Written problem: Look through the data for the string "Sбаз". Copy every line where it is found.

-- Begin Excerpted data --

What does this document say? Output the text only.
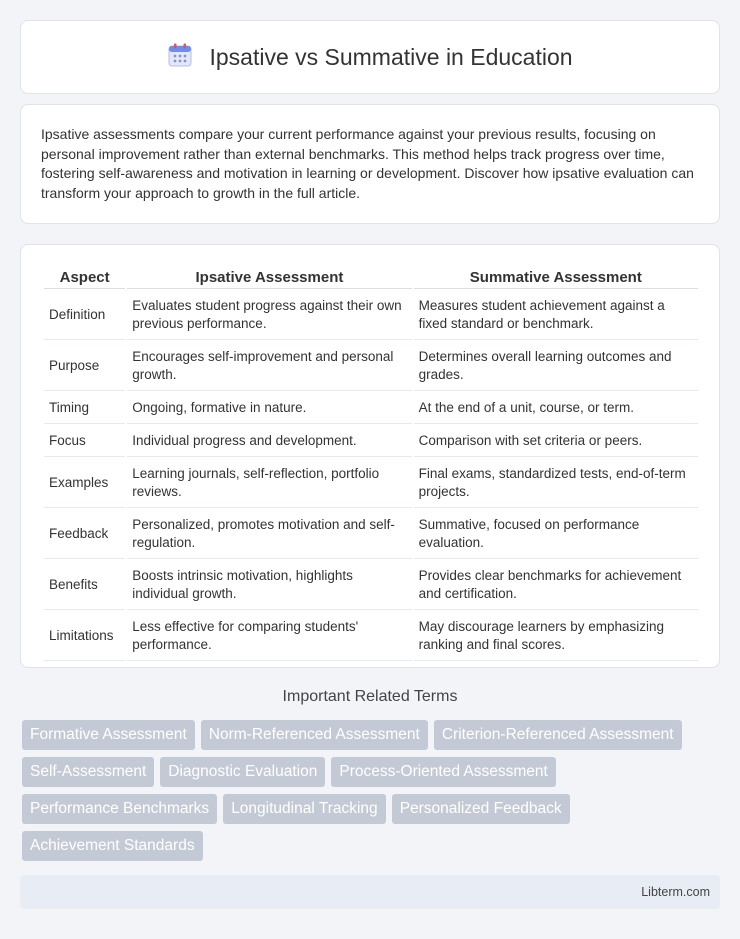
Ipsative vs Summative in Education

Ipsative assessments compare your current performance against your previous results, focusing on personal improvement rather than external benchmarks. This method helps track progress over time, fostering self-awareness and motivation in learning or development. Discover how ipsative evaluation can transform your approach to growth in the full article.

Aspect	Ipsative Assessment	Summative Assessment
Definition	Evaluates student progress against their own previous performance.	Measures student achievement against a fixed standard or benchmark.
Purpose	Encourages self-improvement and personal growth.	Determines overall learning outcomes and grades.
Timing	Ongoing, formative in nature.	At the end of a unit, course, or term.
Focus	Individual progress and development.	Comparison with set criteria or peers.
Examples	Learning journals, self-reflection, portfolio reviews.	Final exams, standardized tests, end-of-term projects.
Feedback	Personalized, promotes motivation and self-regulation.	Summative, focused on performance evaluation.
Benefits	Boosts intrinsic motivation, highlights individual growth.	Provides clear benchmarks for achievement and certification.
Limitations	Less effective for comparing students' performance.	May discourage learners by emphasizing ranking and final scores.
Important Related Terms
Formative Assessment	Norm-Referenced Assessment	Criterion-Referenced Assessment
Self-Assessment	Diagnostic Evaluation	Process-Oriented Assessment
Performance Benchmarks	Longitudinal Tracking	Personalized Feedback
Achievement Standards
Libterm.com
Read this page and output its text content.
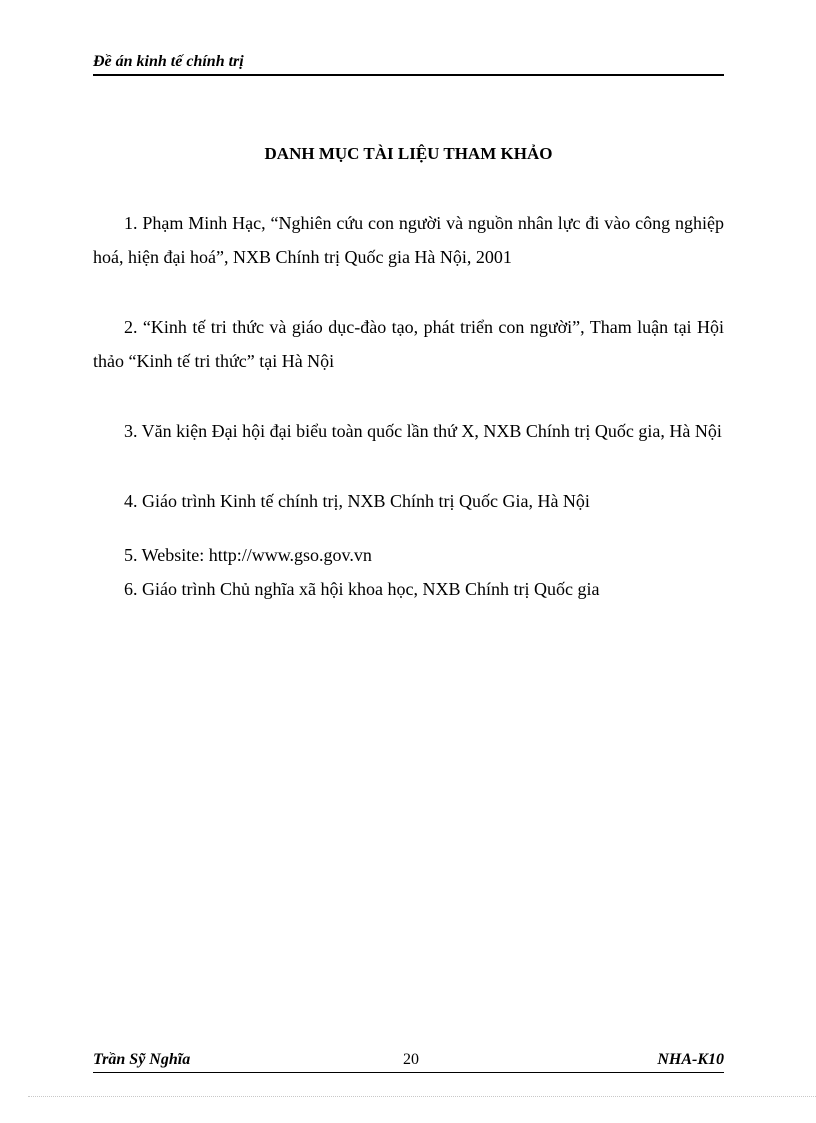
Đề án kinh tế chính trị
DANH MỤC TÀI LIỆU THAM KHẢO
1. Phạm Minh Hạc, “Nghiên cứu con người và nguồn nhân lực đi vào công nghiệp hoá, hiện đại hoá”, NXB Chính trị Quốc gia Hà Nội, 2001
2. “Kinh tế tri thức và giáo dục-đào tạo, phát triển con người”, Tham luận tại Hội thảo “Kinh tế tri thức” tại Hà Nội
3. Văn kiện Đại hội đại biểu toàn quốc lần thứ X, NXB Chính trị Quốc gia, Hà Nội
4. Giáo trình Kinh tế chính trị, NXB Chính trị Quốc Gia, Hà Nội
5. Website: http://www.gso.gov.vn
6. Giáo trình Chủ nghĩa xã hội khoa học, NXB Chính trị Quốc gia
Trần Sỹ Nghĩa	20	NHA-K10
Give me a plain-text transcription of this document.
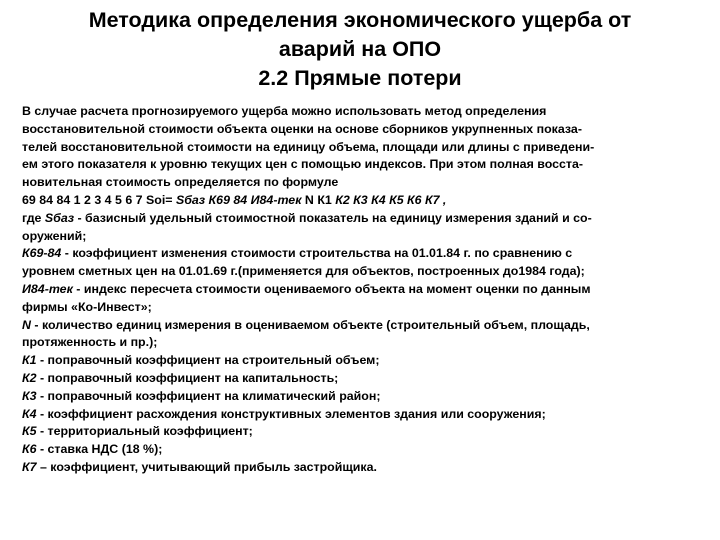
Методика определения экономического ущерба от
аварий на ОПО
2.2 Прямые потери
В случае расчета прогнозируемого ущерба можно использовать метод определения
восстановительной стоимости объекта оценки на основе сборников укрупненных показа-
телей восстановительной стоимости на единицу объема, площади или длины с приведени-
ем этого показателя к уровню текущих цен с помощью индексов. При этом полная восста-
новительная стоимость определяется по формуле
69 84 84 1 2 3 4 5 6 7 Soi= Sбаз К69 84 И84-тек N К1 К2 К3 К4 К5 К6 К7 ,
где Sбаз - базисный удельный стоимостной показатель на единицу измерения зданий и со-
оружений;
К69-84 - коэффициент изменения стоимости строительства на 01.01.84 г. по сравнению с
уровнем сметных цен на 01.01.69 г.(применяется для объектов, построенных до1984 года);
И84-тек - индекс пересчета стоимости оцениваемого объекта на момент оценки по данным
фирмы «Ко-Инвест»;
N - количество единиц измерения в оцениваемом объекте (строительный объем, площадь,
протяженность и пр.);
К1 - поправочный коэффициент на строительный объем;
К2 - поправочный коэффициент на капитальность;
К3 - поправочный коэффициент на климатический район;
К4 - коэффициент расхождения конструктивных элементов здания или сооружения;
К5 - территориальный коэффициент;
К6 - ставка НДС (18 %);
К7 – коэффициент, учитывающий прибыль застройщика.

-- End Excerpted data --

Exercise answer:
69 84 84 1 2 3 4 5 6 7 Soi= Sбаз К69 84 И84-тек N К1 К2 К3 К4 К5 К6 К7 ,
где Sбаз - базисный удельный стоимостной показатель на единицу измерения зданий и со-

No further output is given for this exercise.